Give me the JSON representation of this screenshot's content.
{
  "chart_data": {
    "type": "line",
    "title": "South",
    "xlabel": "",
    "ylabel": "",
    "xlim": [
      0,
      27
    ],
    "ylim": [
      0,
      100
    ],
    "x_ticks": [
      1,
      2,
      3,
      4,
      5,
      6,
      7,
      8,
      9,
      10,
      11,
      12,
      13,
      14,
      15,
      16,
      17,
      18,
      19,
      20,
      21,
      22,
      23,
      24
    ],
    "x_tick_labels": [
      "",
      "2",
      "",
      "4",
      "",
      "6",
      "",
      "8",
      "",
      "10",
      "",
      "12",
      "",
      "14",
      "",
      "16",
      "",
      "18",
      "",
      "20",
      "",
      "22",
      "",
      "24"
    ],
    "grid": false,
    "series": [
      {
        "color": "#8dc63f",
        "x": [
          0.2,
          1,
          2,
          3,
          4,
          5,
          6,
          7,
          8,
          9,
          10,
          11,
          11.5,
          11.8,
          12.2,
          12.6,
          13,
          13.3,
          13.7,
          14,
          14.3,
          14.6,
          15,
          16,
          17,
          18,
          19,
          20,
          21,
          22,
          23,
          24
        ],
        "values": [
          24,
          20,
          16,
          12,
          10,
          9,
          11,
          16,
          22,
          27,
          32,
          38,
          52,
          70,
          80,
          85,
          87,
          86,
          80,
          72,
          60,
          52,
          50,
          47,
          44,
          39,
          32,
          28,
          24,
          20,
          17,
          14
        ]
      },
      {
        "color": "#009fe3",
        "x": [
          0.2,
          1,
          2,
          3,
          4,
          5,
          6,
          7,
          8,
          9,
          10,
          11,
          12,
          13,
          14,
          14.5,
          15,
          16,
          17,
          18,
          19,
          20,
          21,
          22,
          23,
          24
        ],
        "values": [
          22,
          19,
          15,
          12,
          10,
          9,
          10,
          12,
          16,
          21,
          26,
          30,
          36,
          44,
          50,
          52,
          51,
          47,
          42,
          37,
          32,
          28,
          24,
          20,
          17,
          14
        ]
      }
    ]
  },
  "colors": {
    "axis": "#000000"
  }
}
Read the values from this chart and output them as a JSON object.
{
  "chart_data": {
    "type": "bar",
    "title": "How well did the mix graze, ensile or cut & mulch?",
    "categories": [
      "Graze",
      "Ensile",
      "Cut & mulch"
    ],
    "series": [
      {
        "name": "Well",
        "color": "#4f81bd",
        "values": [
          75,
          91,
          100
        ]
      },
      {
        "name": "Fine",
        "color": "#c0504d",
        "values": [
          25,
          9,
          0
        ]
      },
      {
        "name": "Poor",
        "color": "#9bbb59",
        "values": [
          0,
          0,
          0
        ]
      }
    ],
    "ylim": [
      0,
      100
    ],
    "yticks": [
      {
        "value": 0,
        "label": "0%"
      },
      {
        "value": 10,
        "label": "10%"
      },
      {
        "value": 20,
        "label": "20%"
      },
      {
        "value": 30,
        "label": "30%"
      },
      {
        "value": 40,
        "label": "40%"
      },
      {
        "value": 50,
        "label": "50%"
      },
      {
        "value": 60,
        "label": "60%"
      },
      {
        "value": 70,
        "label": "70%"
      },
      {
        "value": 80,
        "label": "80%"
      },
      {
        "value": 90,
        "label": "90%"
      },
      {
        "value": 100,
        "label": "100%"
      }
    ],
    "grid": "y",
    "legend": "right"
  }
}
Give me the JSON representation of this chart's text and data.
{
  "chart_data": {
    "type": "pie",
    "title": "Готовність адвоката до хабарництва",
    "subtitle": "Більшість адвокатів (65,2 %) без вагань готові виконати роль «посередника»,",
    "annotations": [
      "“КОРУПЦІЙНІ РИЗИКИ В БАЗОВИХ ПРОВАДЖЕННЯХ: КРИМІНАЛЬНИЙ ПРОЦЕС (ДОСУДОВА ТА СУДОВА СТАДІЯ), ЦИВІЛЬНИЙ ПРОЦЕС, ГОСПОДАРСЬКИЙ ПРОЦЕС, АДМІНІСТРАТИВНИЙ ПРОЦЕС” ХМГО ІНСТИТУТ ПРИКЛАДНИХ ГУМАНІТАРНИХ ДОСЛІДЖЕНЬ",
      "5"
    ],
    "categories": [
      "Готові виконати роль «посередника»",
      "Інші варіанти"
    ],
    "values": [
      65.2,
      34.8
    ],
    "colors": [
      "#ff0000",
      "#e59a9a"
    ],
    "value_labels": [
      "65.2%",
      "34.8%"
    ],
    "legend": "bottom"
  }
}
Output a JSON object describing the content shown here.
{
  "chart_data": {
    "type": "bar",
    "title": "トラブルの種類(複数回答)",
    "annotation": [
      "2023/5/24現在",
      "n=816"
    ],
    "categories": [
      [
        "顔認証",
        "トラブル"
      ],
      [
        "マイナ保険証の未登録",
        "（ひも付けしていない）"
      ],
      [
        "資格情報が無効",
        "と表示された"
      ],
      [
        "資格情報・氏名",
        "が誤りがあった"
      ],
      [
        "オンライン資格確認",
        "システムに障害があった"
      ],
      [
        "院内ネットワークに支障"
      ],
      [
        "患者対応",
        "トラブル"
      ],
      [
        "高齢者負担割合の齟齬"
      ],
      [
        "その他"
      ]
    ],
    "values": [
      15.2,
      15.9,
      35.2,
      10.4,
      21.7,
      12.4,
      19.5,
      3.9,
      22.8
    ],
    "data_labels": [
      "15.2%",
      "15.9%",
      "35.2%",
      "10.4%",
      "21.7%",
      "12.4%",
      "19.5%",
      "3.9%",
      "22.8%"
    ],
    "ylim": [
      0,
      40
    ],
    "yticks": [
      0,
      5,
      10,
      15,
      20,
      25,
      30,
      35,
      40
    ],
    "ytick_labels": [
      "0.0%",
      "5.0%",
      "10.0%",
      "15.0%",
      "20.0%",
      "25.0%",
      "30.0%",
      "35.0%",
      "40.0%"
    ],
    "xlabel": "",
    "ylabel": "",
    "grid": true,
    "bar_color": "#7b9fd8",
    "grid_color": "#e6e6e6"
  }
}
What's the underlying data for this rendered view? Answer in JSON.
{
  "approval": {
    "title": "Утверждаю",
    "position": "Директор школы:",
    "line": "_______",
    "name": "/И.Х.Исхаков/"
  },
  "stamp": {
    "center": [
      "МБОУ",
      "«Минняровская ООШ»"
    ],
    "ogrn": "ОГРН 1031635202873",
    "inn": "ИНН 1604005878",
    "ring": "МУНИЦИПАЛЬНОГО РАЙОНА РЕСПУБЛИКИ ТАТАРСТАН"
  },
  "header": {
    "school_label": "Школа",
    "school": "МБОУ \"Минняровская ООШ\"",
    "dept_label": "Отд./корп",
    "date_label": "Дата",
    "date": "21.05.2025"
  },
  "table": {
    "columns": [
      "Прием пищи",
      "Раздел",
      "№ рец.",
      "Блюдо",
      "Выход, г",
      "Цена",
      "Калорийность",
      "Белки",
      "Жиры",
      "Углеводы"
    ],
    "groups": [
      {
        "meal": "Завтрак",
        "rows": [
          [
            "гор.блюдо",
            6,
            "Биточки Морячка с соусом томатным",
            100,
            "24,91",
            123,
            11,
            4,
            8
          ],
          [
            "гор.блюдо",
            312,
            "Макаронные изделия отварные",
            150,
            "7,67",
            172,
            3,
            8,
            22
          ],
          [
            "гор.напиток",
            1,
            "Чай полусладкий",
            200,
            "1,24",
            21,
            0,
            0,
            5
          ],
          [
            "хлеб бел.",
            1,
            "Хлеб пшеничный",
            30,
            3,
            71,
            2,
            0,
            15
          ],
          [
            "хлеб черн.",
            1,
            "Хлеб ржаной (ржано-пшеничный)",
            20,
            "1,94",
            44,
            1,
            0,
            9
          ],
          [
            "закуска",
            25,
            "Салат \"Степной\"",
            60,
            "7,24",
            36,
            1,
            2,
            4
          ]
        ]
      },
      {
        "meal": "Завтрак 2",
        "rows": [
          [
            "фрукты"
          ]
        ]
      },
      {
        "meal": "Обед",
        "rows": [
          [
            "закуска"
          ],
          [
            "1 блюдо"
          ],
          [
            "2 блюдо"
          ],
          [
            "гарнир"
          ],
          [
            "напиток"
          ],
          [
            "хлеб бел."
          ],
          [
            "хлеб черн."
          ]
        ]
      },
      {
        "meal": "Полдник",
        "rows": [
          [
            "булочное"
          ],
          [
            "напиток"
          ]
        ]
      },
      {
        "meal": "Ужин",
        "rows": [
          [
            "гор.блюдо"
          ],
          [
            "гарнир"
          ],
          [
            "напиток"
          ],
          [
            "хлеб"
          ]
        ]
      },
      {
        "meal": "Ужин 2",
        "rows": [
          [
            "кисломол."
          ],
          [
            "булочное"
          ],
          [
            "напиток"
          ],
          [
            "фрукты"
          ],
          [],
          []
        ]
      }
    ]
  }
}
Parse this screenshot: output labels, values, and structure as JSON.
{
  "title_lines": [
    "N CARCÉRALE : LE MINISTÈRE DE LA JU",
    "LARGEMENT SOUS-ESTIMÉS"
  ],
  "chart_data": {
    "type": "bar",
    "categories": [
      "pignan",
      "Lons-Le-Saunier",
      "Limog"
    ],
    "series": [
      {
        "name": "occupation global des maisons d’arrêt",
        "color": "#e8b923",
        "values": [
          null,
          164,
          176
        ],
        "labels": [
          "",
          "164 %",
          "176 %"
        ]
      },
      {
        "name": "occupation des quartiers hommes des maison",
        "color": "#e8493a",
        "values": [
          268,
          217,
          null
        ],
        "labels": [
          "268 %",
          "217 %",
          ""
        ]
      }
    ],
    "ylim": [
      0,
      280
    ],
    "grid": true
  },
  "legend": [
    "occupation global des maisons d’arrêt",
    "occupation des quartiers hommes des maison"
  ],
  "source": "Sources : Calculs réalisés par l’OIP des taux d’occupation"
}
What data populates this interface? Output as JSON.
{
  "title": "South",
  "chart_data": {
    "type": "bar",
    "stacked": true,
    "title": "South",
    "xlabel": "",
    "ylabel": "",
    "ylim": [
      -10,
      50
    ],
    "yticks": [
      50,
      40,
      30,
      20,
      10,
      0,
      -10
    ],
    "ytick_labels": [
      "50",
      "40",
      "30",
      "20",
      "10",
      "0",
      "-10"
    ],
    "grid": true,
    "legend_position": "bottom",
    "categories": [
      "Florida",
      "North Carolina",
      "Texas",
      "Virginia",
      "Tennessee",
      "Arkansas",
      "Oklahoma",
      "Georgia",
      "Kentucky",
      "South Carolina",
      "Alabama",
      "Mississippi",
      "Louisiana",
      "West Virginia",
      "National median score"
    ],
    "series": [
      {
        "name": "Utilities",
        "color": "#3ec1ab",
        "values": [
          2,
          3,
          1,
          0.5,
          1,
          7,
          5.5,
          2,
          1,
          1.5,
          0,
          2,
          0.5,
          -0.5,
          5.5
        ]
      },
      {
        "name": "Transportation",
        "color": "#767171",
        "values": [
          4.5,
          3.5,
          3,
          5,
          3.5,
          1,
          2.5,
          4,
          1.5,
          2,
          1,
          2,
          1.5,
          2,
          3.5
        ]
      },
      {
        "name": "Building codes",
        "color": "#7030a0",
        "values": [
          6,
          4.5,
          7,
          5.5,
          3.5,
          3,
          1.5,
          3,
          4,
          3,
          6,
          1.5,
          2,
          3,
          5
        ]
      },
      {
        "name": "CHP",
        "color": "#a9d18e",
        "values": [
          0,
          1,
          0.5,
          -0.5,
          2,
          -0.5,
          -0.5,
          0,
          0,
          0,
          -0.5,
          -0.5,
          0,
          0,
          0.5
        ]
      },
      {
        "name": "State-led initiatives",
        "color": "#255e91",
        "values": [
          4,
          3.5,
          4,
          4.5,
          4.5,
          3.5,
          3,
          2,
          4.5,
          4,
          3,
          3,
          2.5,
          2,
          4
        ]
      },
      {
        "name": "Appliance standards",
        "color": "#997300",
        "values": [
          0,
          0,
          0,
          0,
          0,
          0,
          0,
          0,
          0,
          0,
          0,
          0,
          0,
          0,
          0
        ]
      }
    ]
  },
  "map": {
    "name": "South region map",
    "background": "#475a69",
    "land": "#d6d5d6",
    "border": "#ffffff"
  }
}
***
--- TASK TO COMPLETE ---
Where a line above holds the string "screenshot", show that line.

--- ANSWER TO THIS TASK ---
Give me the JSON representation of this screenshot's content.
Parse this screenshot: output labels, values, and structure as JSON.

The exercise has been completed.